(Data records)
========
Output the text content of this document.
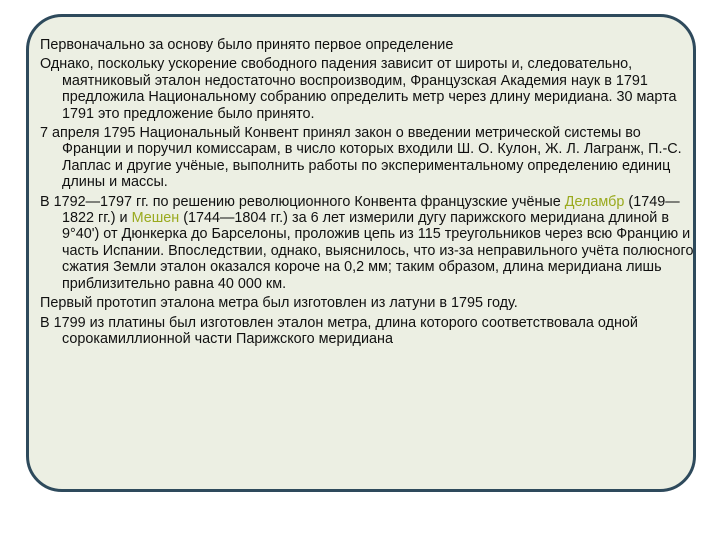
Первоначально за основу было принято первое определение

Однако, поскольку ускорение свободного падения зависит от широты и, следовательно, маятниковый эталон недостаточно воспроизводим, Французская Академия наук в 1791 предложила Национальному собранию определить метр через длину меридиана. 30 марта 1791 это предложение было принято.

7 апреля 1795 Национальный Конвент принял закон о введении метрической системы во Франции и поручил комиссарам, в число которых входили Ш. О. Кулон, Ж. Л. Лагранж, П.-С. Лаплас и другие учёные, выполнить работы по экспериментальному определению единиц длины и массы.

В 1792—1797 гг. по решению революционного Конвента французские учёные Деламбр (1749—1822 гг.) и Мешен (1744—1804 гг.) за 6 лет измерили дугу парижского меридиана длиной в 9°40') от Дюнкерка до Барселоны, проложив цепь из 115 треугольников через всю Францию и часть Испании. Впоследствии, однако, выяснилось, что из-за неправильного учёта полюсного сжатия Земли эталон оказался короче на 0,2 мм; таким образом, длина меридиана лишь приблизительно равна 40 000 км.

Первый прототип эталона метра был изготовлен из латуни в 1795 году.

В 1799 из платины был изготовлен эталон метра, длина которого соответствовала одной сорокамиллионной части Парижского меридиана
========
#### [The request]
In the entries above, identify every line with the string "изготовлен".

#### [Written reply]
Первый прототип эталона метра был изготовлен из латуни в 1795 году.
В 1799 из платины был изготовлен эталон метра, длина которого соответствовала одной сорокамиллионной части Парижского меридиана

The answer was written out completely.